Layout coordinates
::::::::::

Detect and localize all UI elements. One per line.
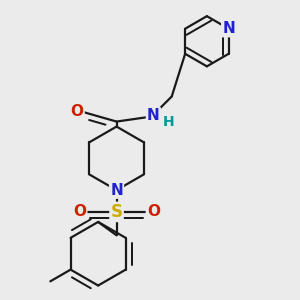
- Text: H: H: [163, 115, 174, 129]
- Text: N: N: [110, 183, 123, 198]
- Text: O: O: [73, 204, 86, 219]
- Text: S: S: [110, 203, 122, 221]
- Text: N: N: [222, 21, 235, 36]
- Text: N: N: [147, 108, 160, 123]
- Text: O: O: [70, 104, 84, 119]
- Text: O: O: [147, 204, 160, 219]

::::::::::

REQUIREMENT
Copy every line of the listing above without changes, leaving out the picture.

SOLUTION TO THE PROBLEM
Detect and localize all UI elements. One per line.
- Text: H: H: [163, 115, 174, 129]
- Text: N: N: [110, 183, 123, 198]
- Text: O: O: [73, 204, 86, 219]
- Text: S: S: [110, 203, 122, 221]
- Text: N: N: [222, 21, 235, 36]
- Text: N: N: [147, 108, 160, 123]
- Text: O: O: [70, 104, 84, 119]
- Text: O: O: [147, 204, 160, 219]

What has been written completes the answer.